Stored data
---

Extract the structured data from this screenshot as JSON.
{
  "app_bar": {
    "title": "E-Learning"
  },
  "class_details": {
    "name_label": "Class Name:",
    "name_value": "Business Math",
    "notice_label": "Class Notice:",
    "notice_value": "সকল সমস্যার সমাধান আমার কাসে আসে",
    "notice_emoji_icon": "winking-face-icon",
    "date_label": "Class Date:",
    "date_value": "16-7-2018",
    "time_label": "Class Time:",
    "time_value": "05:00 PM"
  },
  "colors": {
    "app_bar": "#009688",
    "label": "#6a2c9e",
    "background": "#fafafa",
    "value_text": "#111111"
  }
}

---

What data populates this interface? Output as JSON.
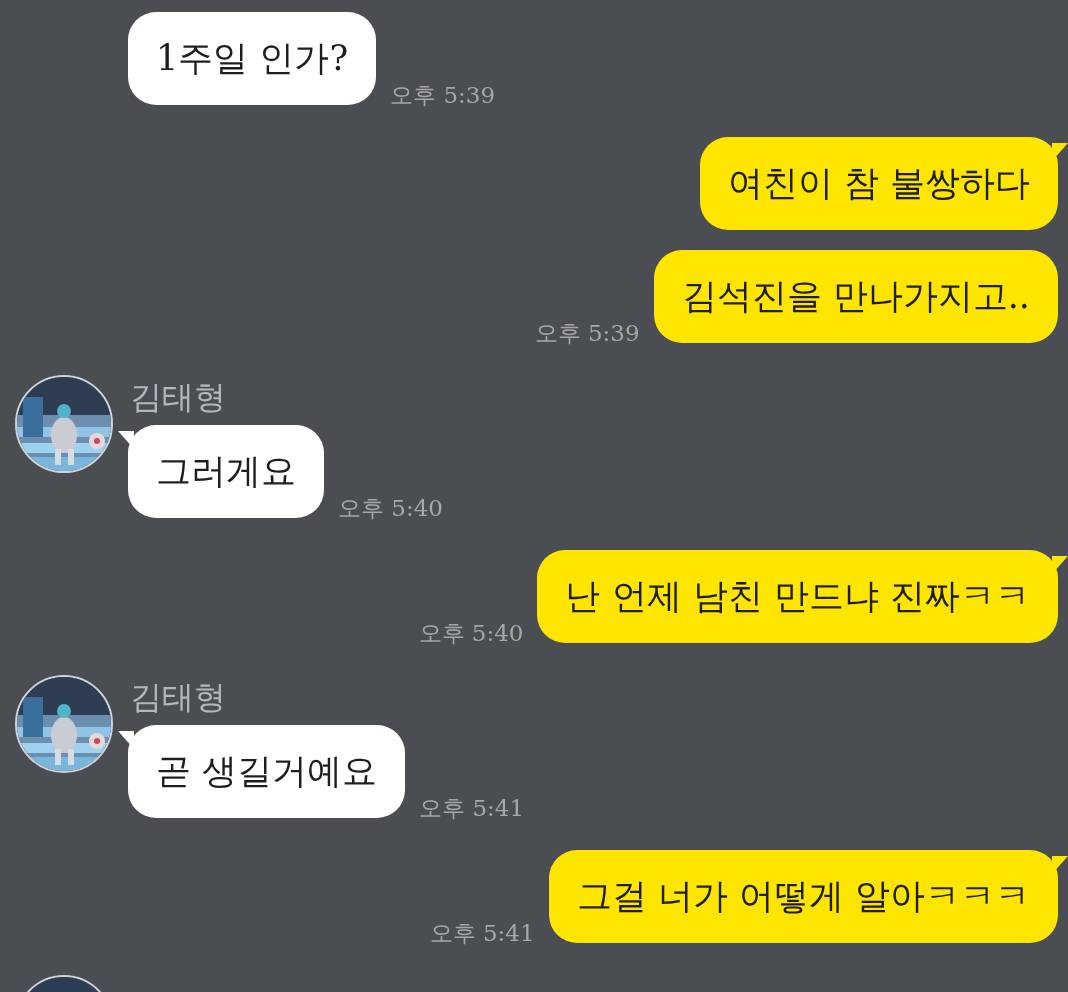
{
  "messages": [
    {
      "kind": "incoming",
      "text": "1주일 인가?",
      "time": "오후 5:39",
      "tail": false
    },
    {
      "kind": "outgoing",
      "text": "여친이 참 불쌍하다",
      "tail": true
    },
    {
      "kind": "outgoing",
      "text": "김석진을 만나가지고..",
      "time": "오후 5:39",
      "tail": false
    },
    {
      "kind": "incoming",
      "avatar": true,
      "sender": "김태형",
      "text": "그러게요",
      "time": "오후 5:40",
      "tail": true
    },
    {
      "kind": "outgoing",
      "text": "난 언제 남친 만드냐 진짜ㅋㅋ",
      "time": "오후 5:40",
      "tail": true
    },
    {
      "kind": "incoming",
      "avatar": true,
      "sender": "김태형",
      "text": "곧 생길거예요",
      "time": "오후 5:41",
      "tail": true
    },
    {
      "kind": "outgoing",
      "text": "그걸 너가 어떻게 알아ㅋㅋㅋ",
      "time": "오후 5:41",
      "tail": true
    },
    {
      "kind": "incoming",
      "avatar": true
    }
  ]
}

---

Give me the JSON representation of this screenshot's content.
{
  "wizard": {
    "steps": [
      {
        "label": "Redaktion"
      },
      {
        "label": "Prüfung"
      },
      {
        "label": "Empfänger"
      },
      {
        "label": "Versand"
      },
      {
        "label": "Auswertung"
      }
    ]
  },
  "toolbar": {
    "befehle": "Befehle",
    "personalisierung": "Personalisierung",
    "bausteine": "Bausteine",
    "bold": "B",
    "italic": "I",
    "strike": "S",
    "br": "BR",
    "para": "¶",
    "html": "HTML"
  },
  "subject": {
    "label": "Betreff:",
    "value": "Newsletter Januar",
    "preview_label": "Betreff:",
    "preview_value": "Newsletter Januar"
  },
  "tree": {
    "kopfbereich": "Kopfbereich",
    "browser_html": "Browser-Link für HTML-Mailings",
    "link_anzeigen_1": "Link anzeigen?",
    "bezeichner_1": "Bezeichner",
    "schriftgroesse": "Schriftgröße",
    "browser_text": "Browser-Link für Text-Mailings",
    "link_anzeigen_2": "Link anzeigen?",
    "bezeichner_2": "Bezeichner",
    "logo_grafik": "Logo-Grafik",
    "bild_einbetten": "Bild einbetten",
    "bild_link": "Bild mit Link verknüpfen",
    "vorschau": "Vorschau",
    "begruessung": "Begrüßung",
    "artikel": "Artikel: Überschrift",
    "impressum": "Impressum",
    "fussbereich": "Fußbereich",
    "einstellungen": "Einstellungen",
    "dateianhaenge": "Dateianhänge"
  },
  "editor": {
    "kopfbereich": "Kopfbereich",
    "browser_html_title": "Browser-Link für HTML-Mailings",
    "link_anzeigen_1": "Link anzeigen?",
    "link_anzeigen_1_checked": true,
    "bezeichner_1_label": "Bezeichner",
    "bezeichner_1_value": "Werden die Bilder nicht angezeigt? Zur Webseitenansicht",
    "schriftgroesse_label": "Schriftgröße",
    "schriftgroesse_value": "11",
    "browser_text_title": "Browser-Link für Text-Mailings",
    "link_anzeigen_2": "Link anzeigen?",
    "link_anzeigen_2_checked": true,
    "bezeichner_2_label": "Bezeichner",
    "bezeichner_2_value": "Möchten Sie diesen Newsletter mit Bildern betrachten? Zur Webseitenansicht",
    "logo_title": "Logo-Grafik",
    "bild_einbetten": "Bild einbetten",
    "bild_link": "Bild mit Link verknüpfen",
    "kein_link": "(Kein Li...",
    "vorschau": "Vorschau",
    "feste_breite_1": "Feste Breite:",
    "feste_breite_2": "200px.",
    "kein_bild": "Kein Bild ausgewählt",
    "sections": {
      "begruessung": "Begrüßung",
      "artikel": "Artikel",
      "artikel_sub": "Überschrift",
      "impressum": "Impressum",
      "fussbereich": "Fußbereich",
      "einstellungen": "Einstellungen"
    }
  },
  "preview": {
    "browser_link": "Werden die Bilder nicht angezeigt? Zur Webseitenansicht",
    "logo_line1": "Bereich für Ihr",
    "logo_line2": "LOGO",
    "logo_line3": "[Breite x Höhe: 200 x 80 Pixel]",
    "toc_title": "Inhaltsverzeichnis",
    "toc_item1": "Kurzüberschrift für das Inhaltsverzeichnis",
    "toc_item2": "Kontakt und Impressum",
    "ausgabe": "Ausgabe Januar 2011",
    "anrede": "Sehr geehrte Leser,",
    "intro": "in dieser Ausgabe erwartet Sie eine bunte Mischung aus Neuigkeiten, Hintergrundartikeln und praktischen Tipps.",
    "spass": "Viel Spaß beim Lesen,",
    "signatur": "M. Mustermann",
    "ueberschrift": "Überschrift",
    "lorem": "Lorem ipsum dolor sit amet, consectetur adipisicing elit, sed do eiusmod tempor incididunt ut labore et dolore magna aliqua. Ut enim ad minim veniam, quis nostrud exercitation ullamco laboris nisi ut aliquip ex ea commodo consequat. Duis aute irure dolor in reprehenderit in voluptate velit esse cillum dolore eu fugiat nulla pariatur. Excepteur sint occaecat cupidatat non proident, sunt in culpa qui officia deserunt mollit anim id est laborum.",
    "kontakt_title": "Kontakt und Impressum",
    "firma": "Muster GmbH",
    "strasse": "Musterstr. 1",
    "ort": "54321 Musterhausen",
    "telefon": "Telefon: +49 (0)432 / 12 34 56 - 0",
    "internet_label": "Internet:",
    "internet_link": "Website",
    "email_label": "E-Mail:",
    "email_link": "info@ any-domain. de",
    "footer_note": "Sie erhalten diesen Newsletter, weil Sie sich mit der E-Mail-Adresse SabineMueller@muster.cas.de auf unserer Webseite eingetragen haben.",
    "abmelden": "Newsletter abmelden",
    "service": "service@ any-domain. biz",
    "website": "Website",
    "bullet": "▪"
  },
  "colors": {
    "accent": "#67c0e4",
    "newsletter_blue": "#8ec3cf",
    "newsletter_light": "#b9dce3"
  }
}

---

**EXERCISE OBJECTIVE**
Write down only how many lines in the listing contain the word "screenshot".

**ANSWER IN FULL**
2